___ Extract to read

Part I: From frozen dinner queen to healthy weeknight cook

As I promised yesterday, here is the story of the first part of my journey from someone who relied heavily on packaged goods, frozen dinners, and take out to someone who cooked healthy dinners from scratch at least 6 nights a week.
Phase I: Fits & Starts
Of course I started strong out of the gates.
On January 1st, I think I pored over the 10 cookbooks in my stash for about two hours while I made a detailed menu and shopping list. I carefully printed or copied recipes for the week and organized them in a plastic sleeve that I boldly labeled “Recipes” and kept on the countertop. I dragged the family shopping at Whole Foods, embracing my new Mother Earth image with aplomb. Dinner the first night took me a full 3 hours to get on the table, half of it hands-on prep. I made an absolutely delicious vegetarian lasagna from the delightful cookbook The Healthy Kitchen by Andrew Weil & Rosie Daley.

______
___ Supplied records

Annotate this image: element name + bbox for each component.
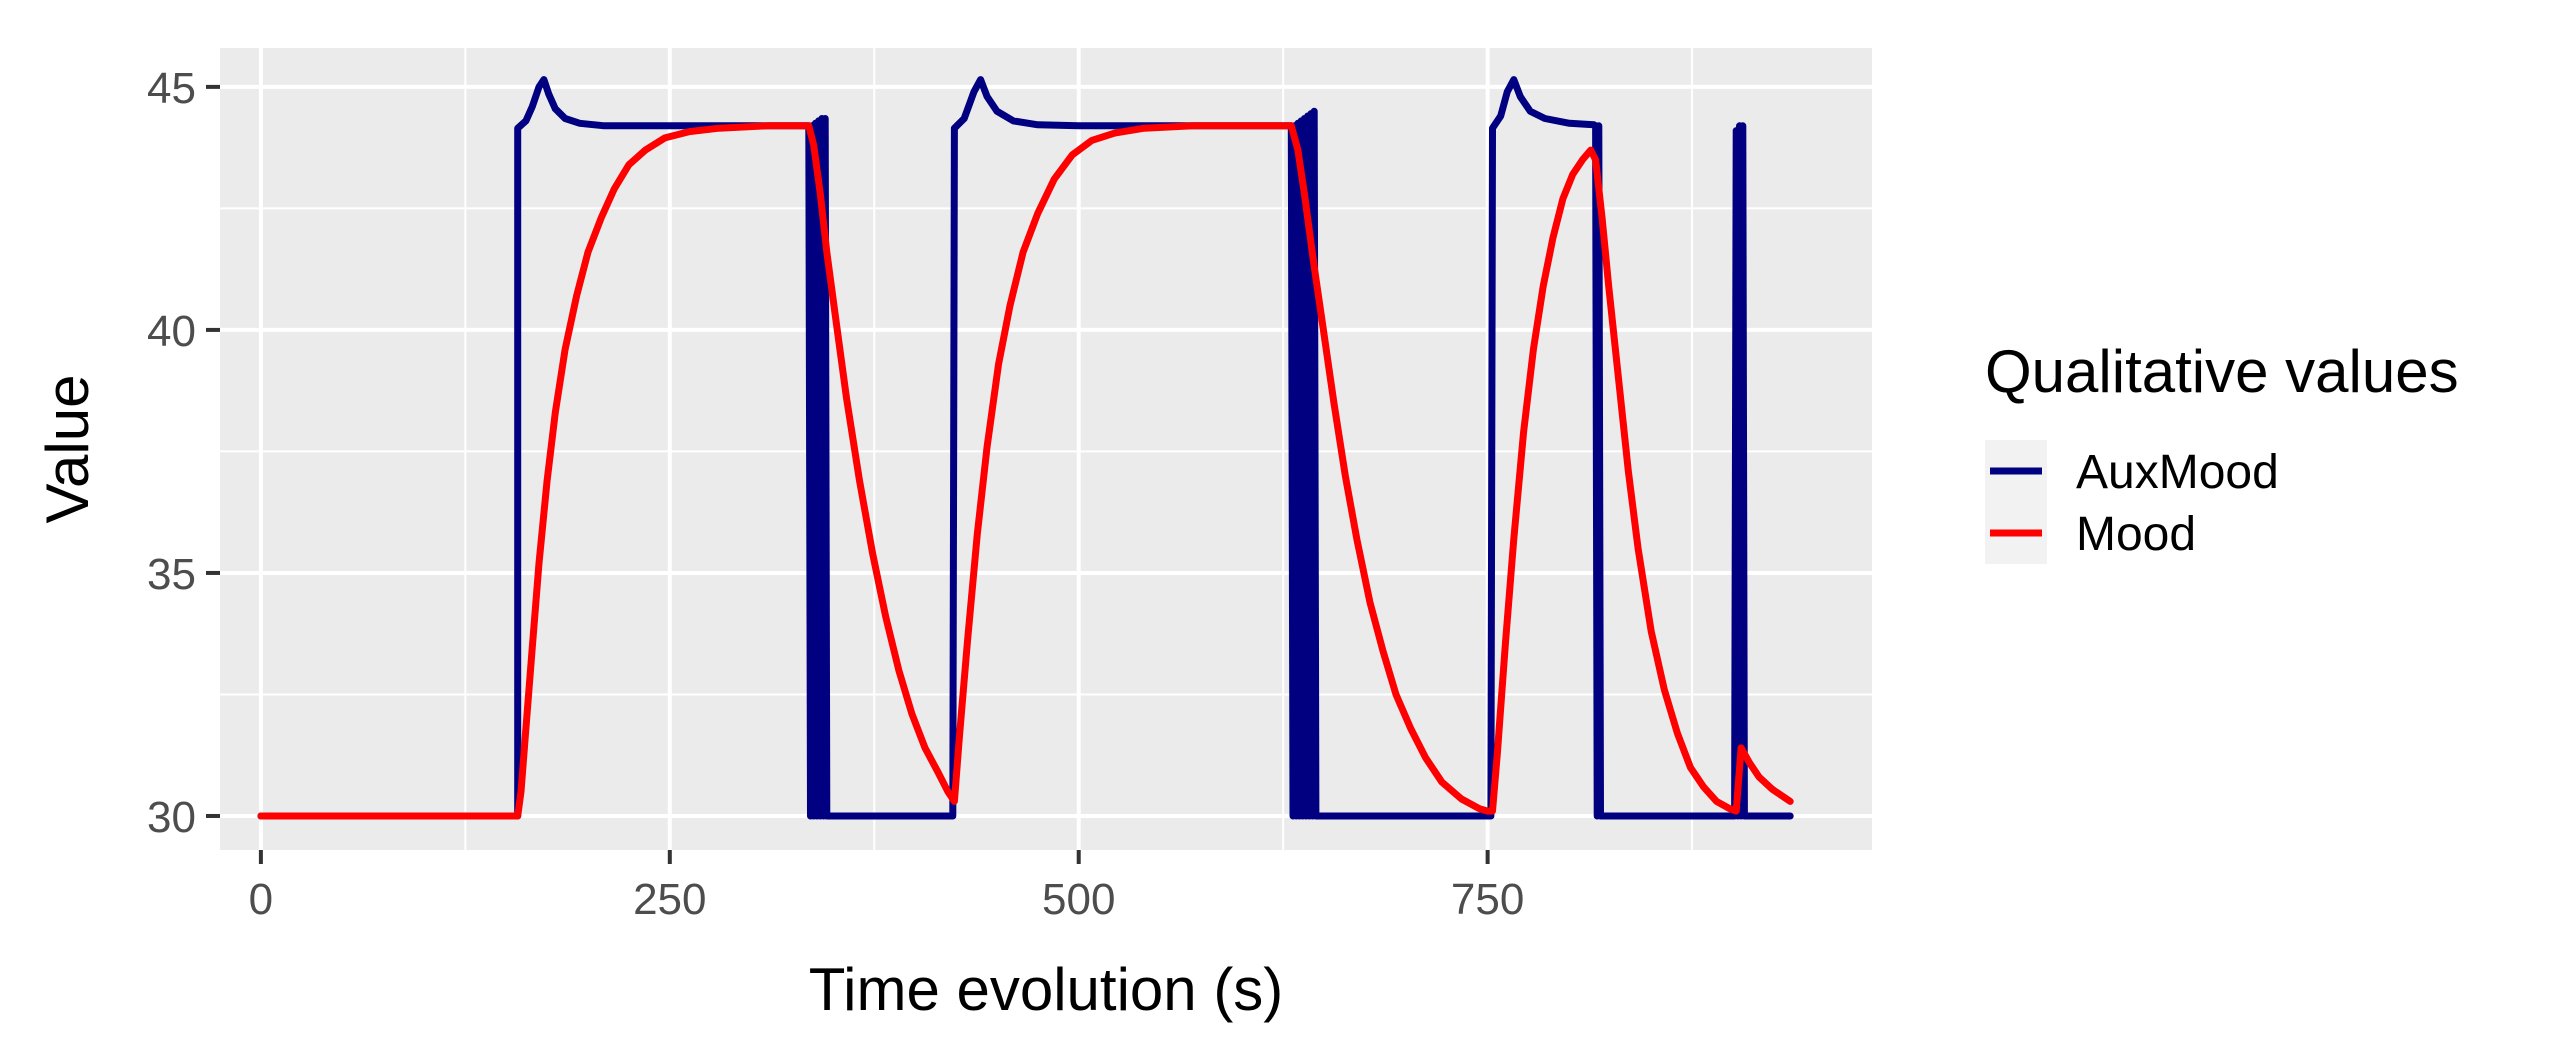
y-tick-label: 40: [147, 307, 196, 356]
x-tick-label: 250: [633, 875, 706, 924]
y-tick-label: 45: [147, 64, 196, 113]
y-axis-title: Value: [34, 374, 101, 523]
x-axis: 0 250 500 750: [249, 850, 1524, 924]
y-tick-label: 30: [147, 793, 196, 842]
y-axis: 30 35 40 45: [147, 64, 220, 842]
legend: Qualitative values AuxMood Mood: [1985, 338, 2459, 564]
legend-label-auxmood: AuxMood: [2076, 446, 2279, 499]
x-axis-title: Time evolution (s): [809, 956, 1284, 1023]
legend-title: Qualitative values: [1985, 338, 2459, 405]
x-tick-label: 500: [1042, 875, 1115, 924]
series-line-mood: [257, 122, 1794, 820]
y-tick-label: 35: [147, 550, 196, 599]
x-tick-label: 750: [1451, 875, 1524, 924]
x-tick-label: 0: [249, 875, 273, 924]
series-layer: [257, 76, 1794, 820]
legend-label-mood: Mood: [2076, 508, 2196, 561]
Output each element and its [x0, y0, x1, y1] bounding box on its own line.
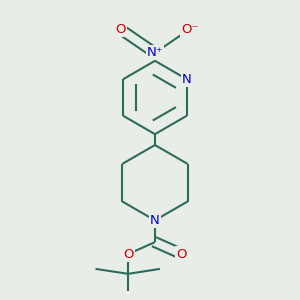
Text: O: O: [115, 22, 125, 36]
Text: N: N: [150, 214, 160, 227]
Text: N: N: [182, 73, 192, 86]
Text: O: O: [176, 248, 187, 260]
Text: O⁻: O⁻: [181, 22, 198, 36]
Text: N⁺: N⁺: [147, 46, 163, 59]
Text: O: O: [123, 248, 134, 260]
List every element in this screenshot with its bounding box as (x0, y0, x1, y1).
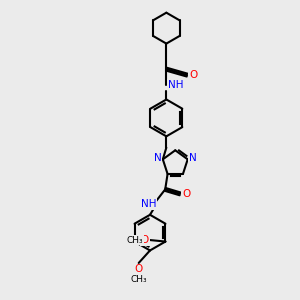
Text: NH: NH (140, 199, 156, 209)
Text: N: N (189, 153, 197, 163)
Text: CH₃: CH₃ (130, 275, 147, 284)
Text: O: O (182, 189, 190, 199)
Text: CH₃: CH₃ (126, 236, 143, 244)
Text: N: N (154, 153, 161, 163)
Text: O: O (134, 265, 142, 275)
Text: O: O (140, 235, 149, 245)
Text: NH: NH (167, 80, 183, 90)
Text: O: O (189, 70, 197, 80)
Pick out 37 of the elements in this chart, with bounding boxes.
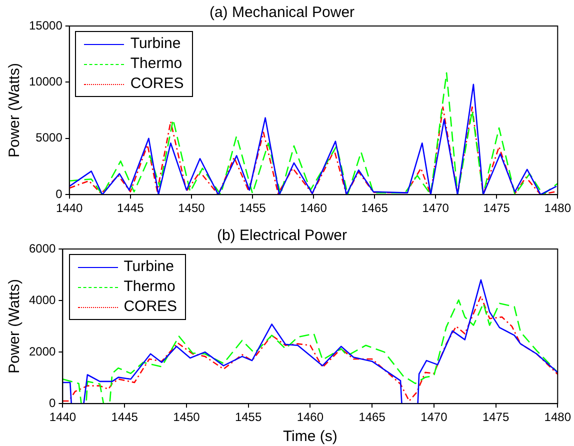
legend-label: CORES [124, 297, 178, 317]
y-tick-label: 15000 [28, 18, 63, 32]
x-tick-label: 1455 [234, 410, 262, 424]
chart-title: (b) Electrical Power [216, 227, 348, 244]
x-tick-label: 1475 [483, 201, 510, 216]
x-tick-label: 1445 [117, 201, 144, 216]
x-tick-label: 1450 [178, 201, 206, 216]
x-tick-label: 1465 [358, 410, 386, 424]
legend-label: Thermo [124, 277, 176, 297]
y-tick-label: 5000 [36, 130, 63, 145]
x-tick-label: 1480 [544, 410, 572, 424]
y-tick-label: 6000 [28, 241, 56, 256]
x-tick-label: 1480 [544, 201, 572, 216]
x-tick-label: 1470 [420, 410, 448, 424]
chart-title: (a) Mechanical Power [209, 4, 355, 22]
x-tick-label: 1450 [173, 410, 200, 424]
x-tick-label: 1470 [422, 201, 450, 216]
y-tick-label: 0 [56, 186, 63, 201]
legend-label: Thermo [130, 54, 182, 74]
y-tick-label: 10000 [28, 74, 63, 89]
x-tick-label: 1475 [482, 410, 510, 424]
x-tick-label: 1465 [361, 201, 388, 216]
y-tick-label: 4000 [28, 292, 56, 307]
y-tick-label: 2000 [28, 344, 56, 358]
x-tick-label: 1460 [296, 410, 324, 424]
x-tick-label: 1460 [300, 201, 328, 216]
y-tick-label: 0 [49, 396, 56, 410]
x-tick-label: 1455 [239, 201, 266, 216]
legend-label: Turbine [124, 257, 174, 277]
legend-label: Turbine [130, 34, 181, 54]
y-axis-title: Power (Watts) [6, 279, 24, 374]
x-tick-label: 1445 [111, 410, 138, 424]
legend-label: CORES [130, 74, 184, 94]
x-tick-label: 1440 [49, 410, 76, 424]
y-axis-title: Power (Watts) [6, 63, 24, 158]
x-axis-title: Time (s) [282, 428, 338, 446]
x-tick-label: 1440 [56, 201, 84, 216]
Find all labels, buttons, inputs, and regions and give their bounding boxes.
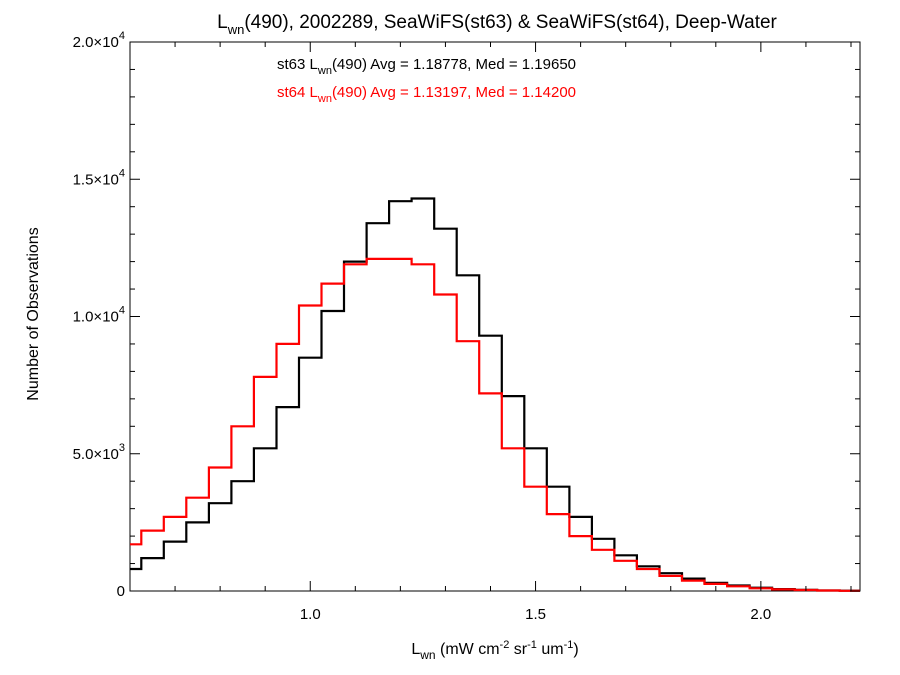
x-axis-label: Lwn (mW cm-2 sr-1 um-1) (411, 639, 578, 662)
series-stat-st64: st64 Lwn(490) Avg = 1.13197, Med = 1.142… (277, 84, 576, 105)
series-line-1 (130, 257, 860, 592)
y-axis-ticks: 0 5.0×103 1.0×104 1.5×104 2.0×104 (73, 30, 860, 600)
y-axis-label: Number of Observations (25, 227, 42, 400)
series-stat-st63: st63 Lwn(490) Avg = 1.18778, Med = 1.196… (277, 56, 576, 77)
y-tick-label: 1.0×104 (73, 305, 125, 326)
y-tick-label: 0 (117, 583, 125, 600)
x-tick-label: 2.0 (750, 606, 771, 623)
y-tick-label: 1.5×104 (73, 167, 125, 188)
y-tick-label: 5.0×103 (73, 442, 125, 463)
y-tick-label: 2.0×104 (73, 30, 125, 51)
chart-title: Lwn(490), 2002289, SeaWiFS(st63) & SeaWi… (217, 12, 777, 37)
series-line-0 (130, 197, 860, 592)
plot-area (129, 41, 861, 592)
x-tick-label: 1.5 (525, 606, 546, 623)
plot-frame (129, 41, 861, 592)
x-axis-ticks: 1.0 1.5 2.0 (174, 42, 852, 623)
x-tick-label: 1.0 (300, 606, 321, 623)
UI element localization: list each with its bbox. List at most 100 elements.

______

• The request:
In the post about learning to cook healthy weeknight dinners, copy out the passage word for word, starting with "As I promised" and going on through "nights a week.".

• Answer to the problem:
As I promised yesterday, here is the story of the first part of my journey from someone who relied heavily on packaged goods, frozen dinners, and take out to someone who cooked healthy dinners from scratch at least 6 nights a week.